__Available data__:

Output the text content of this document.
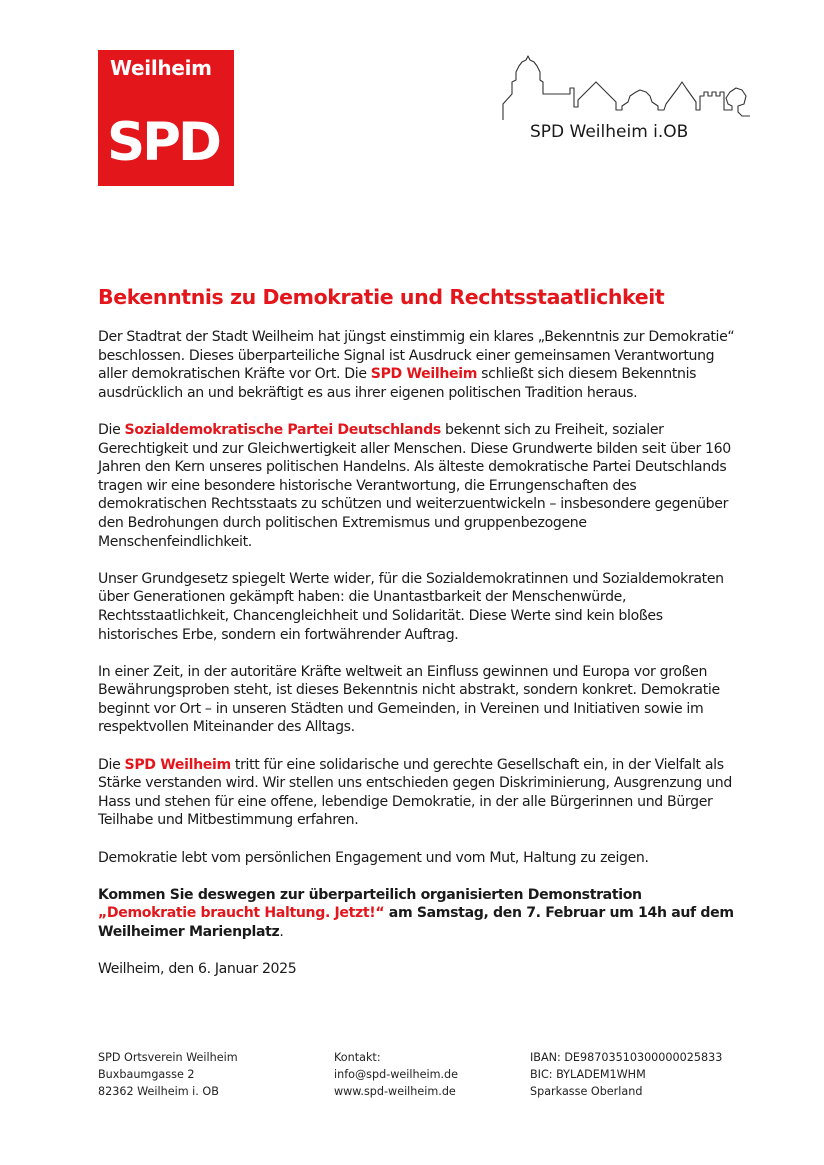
Weilheim
SPD	SPD Weilheim i.OB
Bekenntnis zu Demokratie und Rechtsstaatlichkeit

Der Stadtrat der Stadt Weilheim hat jüngst einstimmig ein klares „Bekenntnis zur Demokratie“ beschlossen. Dieses überparteiliche Signal ist Ausdruck einer gemeinsamen Verantwortung aller demokratischen Kräfte vor Ort. Die SPD Weilheim schließt sich diesem Bekenntnis ausdrücklich an und bekräftigt es aus ihrer eigenen politischen Tradition heraus.

Die Sozialdemokratische Partei Deutschlands bekennt sich zu Freiheit, sozialer Gerechtigkeit und zur Gleichwertigkeit aller Menschen. Diese Grundwerte bilden seit über 160 Jahren den Kern unseres politischen Handelns. Als älteste demokratische Partei Deutschlands tragen wir eine besondere historische Verantwortung, die Errungenschaften des demokratischen Rechtsstaats zu schützen und weiterzuentwickeln – insbesondere gegenüber den Bedrohungen durch politischen Extremismus und gruppenbezogene Menschenfeindlichkeit.

Unser Grundgesetz spiegelt Werte wider, für die Sozialdemokratinnen und Sozialdemokraten über Generationen gekämpft haben: die Unantastbarkeit der Menschenwürde, Rechtsstaatlichkeit, Chancengleichheit und Solidarität. Diese Werte sind kein bloßes historisches Erbe, sondern ein fortwährender Auftrag.

In einer Zeit, in der autoritäre Kräfte weltweit an Einfluss gewinnen und Europa vor großen Bewährungsproben steht, ist dieses Bekenntnis nicht abstrakt, sondern konkret. Demokratie beginnt vor Ort – in unseren Städten und Gemeinden, in Vereinen und Initiativen sowie im respektvollen Miteinander des Alltags.

Die SPD Weilheim tritt für eine solidarische und gerechte Gesellschaft ein, in der Vielfalt als Stärke verstanden wird. Wir stellen uns entschieden gegen Diskriminierung, Ausgrenzung und Hass und stehen für eine offene, lebendige Demokratie, in der alle Bürgerinnen und Bürger Teilhabe und Mitbestimmung erfahren.

Demokratie lebt vom persönlichen Engagement und vom Mut, Haltung zu zeigen.

Kommen Sie deswegen zur überparteilich organisierten Demonstration „Demokratie braucht Haltung. Jetzt!“ am Samstag, den 7. Februar um 14h auf dem Weilheimer Marienplatz.

Weilheim, den 6. Januar 2025

SPD Ortsverein Weilheim
Buxbaumgasse 2
82362 Weilheim i. OB
Kontakt:
info@spd-weilheim.de
www.spd-weilheim.de
IBAN: DE98703510300000025833
BIC: BYLADEM1WHM
Sparkasse Oberland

__What is required__: Write out the full set of lines verbatim, without the pictures.

__Exercise solution__:
Output the text content of this document.
Weilheim
SPD	SPD Weilheim i.OB
Bekenntnis zu Demokratie und Rechtsstaatlichkeit

Der Stadtrat der Stadt Weilheim hat jüngst einstimmig ein klares „Bekenntnis zur Demokratie“ beschlossen. Dieses überparteiliche Signal ist Ausdruck einer gemeinsamen Verantwortung aller demokratischen Kräfte vor Ort. Die SPD Weilheim schließt sich diesem Bekenntnis ausdrücklich an und bekräftigt es aus ihrer eigenen politischen Tradition heraus.

Die Sozialdemokratische Partei Deutschlands bekennt sich zu Freiheit, sozialer Gerechtigkeit und zur Gleichwertigkeit aller Menschen. Diese Grundwerte bilden seit über 160 Jahren den Kern unseres politischen Handelns. Als älteste demokratische Partei Deutschlands tragen wir eine besondere historische Verantwortung, die Errungenschaften des demokratischen Rechtsstaats zu schützen und weiterzuentwickeln – insbesondere gegenüber den Bedrohungen durch politischen Extremismus und gruppenbezogene Menschenfeindlichkeit.

Unser Grundgesetz spiegelt Werte wider, für die Sozialdemokratinnen und Sozialdemokraten über Generationen gekämpft haben: die Unantastbarkeit der Menschenwürde, Rechtsstaatlichkeit, Chancengleichheit und Solidarität. Diese Werte sind kein bloßes historisches Erbe, sondern ein fortwährender Auftrag.

In einer Zeit, in der autoritäre Kräfte weltweit an Einfluss gewinnen und Europa vor großen Bewährungsproben steht, ist dieses Bekenntnis nicht abstrakt, sondern konkret. Demokratie beginnt vor Ort – in unseren Städten und Gemeinden, in Vereinen und Initiativen sowie im respektvollen Miteinander des Alltags.

Die SPD Weilheim tritt für eine solidarische und gerechte Gesellschaft ein, in der Vielfalt als Stärke verstanden wird. Wir stellen uns entschieden gegen Diskriminierung, Ausgrenzung und Hass und stehen für eine offene, lebendige Demokratie, in der alle Bürgerinnen und Bürger Teilhabe und Mitbestimmung erfahren.

Demokratie lebt vom persönlichen Engagement und vom Mut, Haltung zu zeigen.

Kommen Sie deswegen zur überparteilich organisierten Demonstration „Demokratie braucht Haltung. Jetzt!“ am Samstag, den 7. Februar um 14h auf dem Weilheimer Marienplatz.

Weilheim, den 6. Januar 2025

SPD Ortsverein Weilheim
Buxbaumgasse 2
82362 Weilheim i. OB
Kontakt:
info@spd-weilheim.de
www.spd-weilheim.de
IBAN: DE98703510300000025833
BIC: BYLADEM1WHM
Sparkasse Oberland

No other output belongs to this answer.